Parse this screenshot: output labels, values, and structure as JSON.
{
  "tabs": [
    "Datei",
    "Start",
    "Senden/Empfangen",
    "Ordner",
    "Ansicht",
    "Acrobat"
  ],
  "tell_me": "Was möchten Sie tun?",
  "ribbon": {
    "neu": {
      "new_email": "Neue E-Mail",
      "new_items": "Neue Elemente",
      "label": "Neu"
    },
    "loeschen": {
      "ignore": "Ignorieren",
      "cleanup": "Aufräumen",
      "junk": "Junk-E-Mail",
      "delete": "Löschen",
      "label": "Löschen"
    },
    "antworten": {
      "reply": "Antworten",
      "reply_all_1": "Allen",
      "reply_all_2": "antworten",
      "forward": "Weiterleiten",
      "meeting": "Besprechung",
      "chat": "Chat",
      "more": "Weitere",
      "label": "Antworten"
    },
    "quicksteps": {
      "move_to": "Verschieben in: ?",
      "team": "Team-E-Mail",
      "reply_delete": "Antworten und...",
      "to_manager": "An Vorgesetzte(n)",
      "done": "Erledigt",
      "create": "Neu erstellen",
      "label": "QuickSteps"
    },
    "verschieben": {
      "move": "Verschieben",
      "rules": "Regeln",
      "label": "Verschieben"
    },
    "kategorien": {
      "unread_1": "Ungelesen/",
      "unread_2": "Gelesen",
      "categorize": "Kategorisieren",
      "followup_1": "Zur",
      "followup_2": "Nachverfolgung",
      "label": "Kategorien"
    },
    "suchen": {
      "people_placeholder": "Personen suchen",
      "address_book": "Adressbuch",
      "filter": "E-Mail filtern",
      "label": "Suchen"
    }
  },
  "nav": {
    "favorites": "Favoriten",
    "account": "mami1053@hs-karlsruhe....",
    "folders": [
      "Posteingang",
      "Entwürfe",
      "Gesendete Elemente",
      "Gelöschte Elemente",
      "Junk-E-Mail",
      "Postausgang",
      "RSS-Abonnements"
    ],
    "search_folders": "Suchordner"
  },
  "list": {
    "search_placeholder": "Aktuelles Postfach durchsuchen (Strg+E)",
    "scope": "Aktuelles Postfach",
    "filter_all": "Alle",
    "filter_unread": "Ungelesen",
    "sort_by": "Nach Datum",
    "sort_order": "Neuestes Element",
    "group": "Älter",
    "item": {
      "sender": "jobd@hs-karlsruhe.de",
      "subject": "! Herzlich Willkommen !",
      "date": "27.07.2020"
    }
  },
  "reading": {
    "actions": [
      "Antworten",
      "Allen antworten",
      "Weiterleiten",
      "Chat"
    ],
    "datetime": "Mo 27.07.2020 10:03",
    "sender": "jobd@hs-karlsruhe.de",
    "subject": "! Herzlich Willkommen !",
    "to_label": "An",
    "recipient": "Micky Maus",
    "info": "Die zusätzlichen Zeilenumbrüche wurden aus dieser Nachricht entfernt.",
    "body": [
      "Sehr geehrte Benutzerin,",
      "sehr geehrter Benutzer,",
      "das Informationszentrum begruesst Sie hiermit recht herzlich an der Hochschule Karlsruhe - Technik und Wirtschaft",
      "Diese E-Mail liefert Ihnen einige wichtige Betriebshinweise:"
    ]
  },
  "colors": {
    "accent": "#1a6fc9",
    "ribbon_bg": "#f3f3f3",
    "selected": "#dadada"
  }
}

TASK DESCRIPTION: Give the entries again in full, exactly as they are written.

RESPONSE:
Parse this screenshot: output labels, values, and structure as JSON.
{
  "tabs": [
    "Datei",
    "Start",
    "Senden/Empfangen",
    "Ordner",
    "Ansicht",
    "Acrobat"
  ],
  "tell_me": "Was möchten Sie tun?",
  "ribbon": {
    "neu": {
      "new_email": "Neue E-Mail",
      "new_items": "Neue Elemente",
      "label": "Neu"
    },
    "loeschen": {
      "ignore": "Ignorieren",
      "cleanup": "Aufräumen",
      "junk": "Junk-E-Mail",
      "delete": "Löschen",
      "label": "Löschen"
    },
    "antworten": {
      "reply": "Antworten",
      "reply_all_1": "Allen",
      "reply_all_2": "antworten",
      "forward": "Weiterleiten",
      "meeting": "Besprechung",
      "chat": "Chat",
      "more": "Weitere",
      "label": "Antworten"
    },
    "quicksteps": {
      "move_to": "Verschieben in: ?",
      "team": "Team-E-Mail",
      "reply_delete": "Antworten und...",
      "to_manager": "An Vorgesetzte(n)",
      "done": "Erledigt",
      "create": "Neu erstellen",
      "label": "QuickSteps"
    },
    "verschieben": {
      "move": "Verschieben",
      "rules": "Regeln",
      "label": "Verschieben"
    },
    "kategorien": {
      "unread_1": "Ungelesen/",
      "unread_2": "Gelesen",
      "categorize": "Kategorisieren",
      "followup_1": "Zur",
      "followup_2": "Nachverfolgung",
      "label": "Kategorien"
    },
    "suchen": {
      "people_placeholder": "Personen suchen",
      "address_book": "Adressbuch",
      "filter": "E-Mail filtern",
      "label": "Suchen"
    }
  },
  "nav": {
    "favorites": "Favoriten",
    "account": "mami1053@hs-karlsruhe....",
    "folders": [
      "Posteingang",
      "Entwürfe",
      "Gesendete Elemente",
      "Gelöschte Elemente",
      "Junk-E-Mail",
      "Postausgang",
      "RSS-Abonnements"
    ],
    "search_folders": "Suchordner"
  },
  "list": {
    "search_placeholder": "Aktuelles Postfach durchsuchen (Strg+E)",
    "scope": "Aktuelles Postfach",
    "filter_all": "Alle",
    "filter_unread": "Ungelesen",
    "sort_by": "Nach Datum",
    "sort_order": "Neuestes Element",
    "group": "Älter",
    "item": {
      "sender": "jobd@hs-karlsruhe.de",
      "subject": "! Herzlich Willkommen !",
      "date": "27.07.2020"
    }
  },
  "reading": {
    "actions": [
      "Antworten",
      "Allen antworten",
      "Weiterleiten",
      "Chat"
    ],
    "datetime": "Mo 27.07.2020 10:03",
    "sender": "jobd@hs-karlsruhe.de",
    "subject": "! Herzlich Willkommen !",
    "to_label": "An",
    "recipient": "Micky Maus",
    "info": "Die zusätzlichen Zeilenumbrüche wurden aus dieser Nachricht entfernt.",
    "body": [
      "Sehr geehrte Benutzerin,",
      "sehr geehrter Benutzer,",
      "das Informationszentrum begruesst Sie hiermit recht herzlich an der Hochschule Karlsruhe - Technik und Wirtschaft",
      "Diese E-Mail liefert Ihnen einige wichtige Betriebshinweise:"
    ]
  },
  "colors": {
    "accent": "#1a6fc9",
    "ribbon_bg": "#f3f3f3",
    "selected": "#dadada"
  }
}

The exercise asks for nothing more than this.